### EXERCISE
Write out all of the records precisely. Skip anything that is a picture.

### RECORDS PROVIDED

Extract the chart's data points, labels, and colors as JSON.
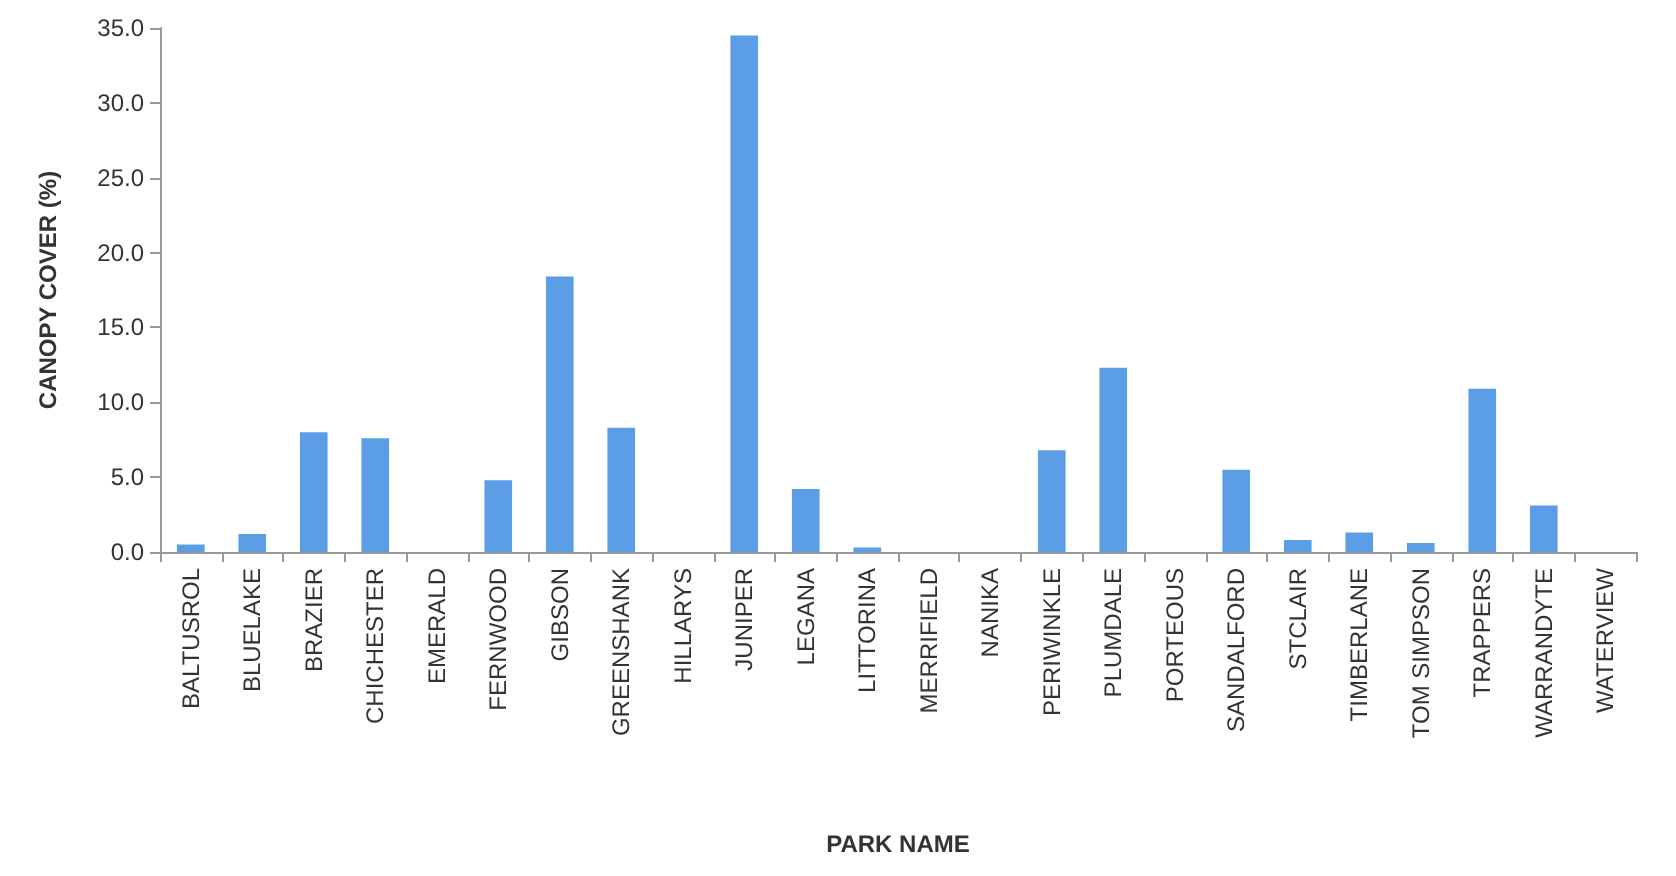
{
  "chart_data": {
    "type": "bar",
    "xlabel": "PARK NAME",
    "ylabel": "CANOPY COVER (%)",
    "categories": [
      "BALTUSROL",
      "BLUELAKE",
      "BRAZIER",
      "CHICHESTER",
      "EMERALD",
      "FERNWOOD",
      "GIBSON",
      "GREENSHANK",
      "HILLARYS",
      "JUNIPER",
      "LEGANA",
      "LITTORINA",
      "MERRIFIELD",
      "NANIKA",
      "PERIWINKLE",
      "PLUMDALE",
      "PORTEOUS",
      "SANDALFORD",
      "STCLAIR",
      "TIMBERLANE",
      "TOM SIMPSON",
      "TRAPPERS",
      "WARRANDYTE",
      "WATERVIEW"
    ],
    "values": [
      0.5,
      1.2,
      8.0,
      7.6,
      0,
      4.8,
      18.4,
      8.3,
      0,
      34.5,
      4.2,
      0.3,
      0,
      0,
      6.8,
      12.3,
      0,
      5.5,
      0.8,
      1.3,
      0.6,
      10.9,
      3.1,
      0
    ],
    "color": "#5b9ee6",
    "ylim": [
      0,
      35
    ],
    "yticks": [
      {
        "value": 0,
        "label": "0.0"
      },
      {
        "value": 5,
        "label": "5.0"
      },
      {
        "value": 10,
        "label": "10.0"
      },
      {
        "value": 15,
        "label": "15.0"
      },
      {
        "value": 20,
        "label": "20.0"
      },
      {
        "value": 25,
        "label": "25.0"
      },
      {
        "value": 30,
        "label": "30.0"
      },
      {
        "value": 35,
        "label": "35.0"
      }
    ],
    "grid": false
  }
}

### ANSWER BELOW
Extract the chart's data points, labels, and colors as JSON.
{
  "chart_data": {
    "type": "bar",
    "xlabel": "PARK NAME",
    "ylabel": "CANOPY COVER (%)",
    "categories": [
      "BALTUSROL",
      "BLUELAKE",
      "BRAZIER",
      "CHICHESTER",
      "EMERALD",
      "FERNWOOD",
      "GIBSON",
      "GREENSHANK",
      "HILLARYS",
      "JUNIPER",
      "LEGANA",
      "LITTORINA",
      "MERRIFIELD",
      "NANIKA",
      "PERIWINKLE",
      "PLUMDALE",
      "PORTEOUS",
      "SANDALFORD",
      "STCLAIR",
      "TIMBERLANE",
      "TOM SIMPSON",
      "TRAPPERS",
      "WARRANDYTE",
      "WATERVIEW"
    ],
    "values": [
      0.5,
      1.2,
      8.0,
      7.6,
      0,
      4.8,
      18.4,
      8.3,
      0,
      34.5,
      4.2,
      0.3,
      0,
      0,
      6.8,
      12.3,
      0,
      5.5,
      0.8,
      1.3,
      0.6,
      10.9,
      3.1,
      0
    ],
    "color": "#5b9ee6",
    "ylim": [
      0,
      35
    ],
    "yticks": [
      {
        "value": 0,
        "label": "0.0"
      },
      {
        "value": 5,
        "label": "5.0"
      },
      {
        "value": 10,
        "label": "10.0"
      },
      {
        "value": 15,
        "label": "15.0"
      },
      {
        "value": 20,
        "label": "20.0"
      },
      {
        "value": 25,
        "label": "25.0"
      },
      {
        "value": 30,
        "label": "30.0"
      },
      {
        "value": 35,
        "label": "35.0"
      }
    ],
    "grid": false
  }
}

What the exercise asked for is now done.